> **Text excerpt**:
Content starts

[R-sig-ME] Bayesian, MCMCglmm and multiple testing

Pierre de Villemereuil pierre.de.villemereuil at mailoo.org
Thu Jul 23 18:06:35 CEST 2015


Hi Fiona!

Most of the FDR corrections using p-values are based on the assumptions that 
p-values are uniform between 0 and 1 under the null hypothesis, which would 
probably not be the case for the "pMCMC" output of MCMCglmm.

Bayesian controls of the FDR do exist, but they are based either on posterior 
probabilities or Bayes Factors, no of which are yielded by MCMCglmm (to my 
knowledge).

If you could achieve to derive a Bayes Factor from the output, then you could 
compute a q-value with (Bayesian) FDR control. Some information about that can 
be found on section 5 of the following document:
http://onlinelibrary.wiley.com/store/10.1111/mec.12705/asset/supinfo/mec12705-sup-0001-Suppinfo.pdf?v=1&s=87375f6d520a98dc1a69594771db07065946b41f

Hope this helps.

Best Regards,
Pierre.

Le jeudi 23 juillet 2015, 07:39:06 Fiona Ingleby a écrit :
> Hi everyone,
> 
> I’m working with gene expression data and am planning on running a mixed
> model with MCMCglmm for each gene in the dataset individually (>15000
> models).

Content ends

> **Activities**:
#1 Answer these questions about the mailing-list post:
(a) What assumption about p-values do most FDR corrections rely on?
(b) What two things are Bayesian controls of the FDR based on?
(c) How many models is Fiona planning to run?
#2 Which topics does the subject line of the mailing-list post name? List them all.
The records come from a separate source and are unrelated to the mailing-list post.

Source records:
Content starts

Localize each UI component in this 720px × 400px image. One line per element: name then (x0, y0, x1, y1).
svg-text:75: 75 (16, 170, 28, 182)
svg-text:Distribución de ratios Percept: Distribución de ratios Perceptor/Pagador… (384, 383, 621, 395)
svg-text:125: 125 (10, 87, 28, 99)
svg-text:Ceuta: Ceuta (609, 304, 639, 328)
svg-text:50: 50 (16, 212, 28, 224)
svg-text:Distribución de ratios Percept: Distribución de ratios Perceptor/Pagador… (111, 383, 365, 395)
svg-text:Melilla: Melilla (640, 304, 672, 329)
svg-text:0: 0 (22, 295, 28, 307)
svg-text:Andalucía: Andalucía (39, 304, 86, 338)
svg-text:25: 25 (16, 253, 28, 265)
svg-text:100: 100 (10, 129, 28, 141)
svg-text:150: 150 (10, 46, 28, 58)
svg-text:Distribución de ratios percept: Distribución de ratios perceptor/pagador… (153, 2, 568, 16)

Content ends

> **Expected results**:
#1
(a) That p-values are uniform between 0 and 1 under the null hypothesis.
(b) Posterior probabilities or Bayes Factors.
(c) More than 15000, one for each gene in the dataset.

#2
Bayesian
MCMCglmm
multiple testing